#### Given task:
Copy each of the entries below faithfully, setting aside any pictures.

Entries from a dataset
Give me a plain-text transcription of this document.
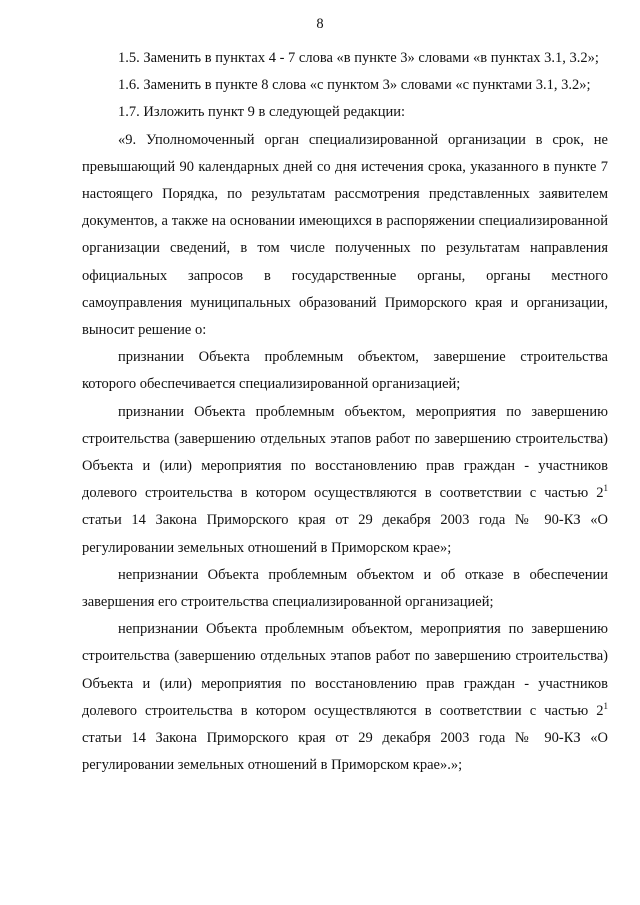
8

1.5. Заменить в пунктах 4 - 7 слова «в пункте 3» словами «в пунктах 3.1, 3.2»;

1.6. Заменить в пункте 8 слова «с пунктом 3» словами «с пунктами 3.1, 3.2»;

1.7. Изложить пункт 9 в следующей редакции:

«9. Уполномоченный орган специализированной организации в срок, не превышающий 90 календарных дней со дня истечения срока, указанного в пункте 7 настоящего Порядка, по результатам рассмотрения представленных заявителем документов, а также на основании имеющихся в распоряжении специализированной организации сведений, в том числе полученных по результатам направления официальных запросов в государственные органы, органы местного самоуправления муниципальных образований Приморского края и организации, выносит решение о:

признании Объекта проблемным объектом, завершение строительства которого обеспечивается специализированной организацией;

признании Объекта проблемным объектом, мероприятия по завершению строительства (завершению отдельных этапов работ по завершению строительства) Объекта и (или) мероприятия по восстановлению прав граждан - участников долевого строительства в котором осуществляются в соответствии с частью $2^1$ статьи 14 Закона Приморского края от 29 декабря 2003 года № 90-КЗ «О регулировании земельных отношений в Приморском крае»;

непризнании Объекта проблемным объектом и об отказе в обеспечении завершения его строительства специализированной организацией;

непризнании Объекта проблемным объектом, мероприятия по завершению строительства (завершению отдельных этапов работ по завершению строительства) Объекта и (или) мероприятия по восстановлению прав граждан - участников долевого строительства в котором осуществляются в соответствии с частью $2^1$ статьи 14 Закона Приморского края от 29 декабря 2003 года № 90-КЗ «О регулировании земельных отношений в Приморском крае».»;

#### Final result:
Give me a plain-text transcription of this document.
8

1.5. Заменить в пунктах 4 - 7 слова «в пункте 3» словами «в пунктах 3.1, 3.2»;

1.6. Заменить в пункте 8 слова «с пунктом 3» словами «с пунктами 3.1, 3.2»;

1.7. Изложить пункт 9 в следующей редакции:

«9. Уполномоченный орган специализированной организации в срок, не превышающий 90 календарных дней со дня истечения срока, указанного в пункте 7 настоящего Порядка, по результатам рассмотрения представленных заявителем документов, а также на основании имеющихся в распоряжении специализированной организации сведений, в том числе полученных по результатам направления официальных запросов в государственные органы, органы местного самоуправления муниципальных образований Приморского края и организации, выносит решение о:

признании Объекта проблемным объектом, завершение строительства которого обеспечивается специализированной организацией;

признании Объекта проблемным объектом, мероприятия по завершению строительства (завершению отдельных этапов работ по завершению строительства) Объекта и (или) мероприятия по восстановлению прав граждан - участников долевого строительства в котором осуществляются в соответствии с частью $2^1$ статьи 14 Закона Приморского края от 29 декабря 2003 года № 90-КЗ «О регулировании земельных отношений в Приморском крае»;

непризнании Объекта проблемным объектом и об отказе в обеспечении завершения его строительства специализированной организацией;

непризнании Объекта проблемным объектом, мероприятия по завершению строительства (завершению отдельных этапов работ по завершению строительства) Объекта и (или) мероприятия по восстановлению прав граждан - участников долевого строительства в котором осуществляются в соответствии с частью $2^1$ статьи 14 Закона Приморского края от 29 декабря 2003 года № 90-КЗ «О регулировании земельных отношений в Приморском крае».»;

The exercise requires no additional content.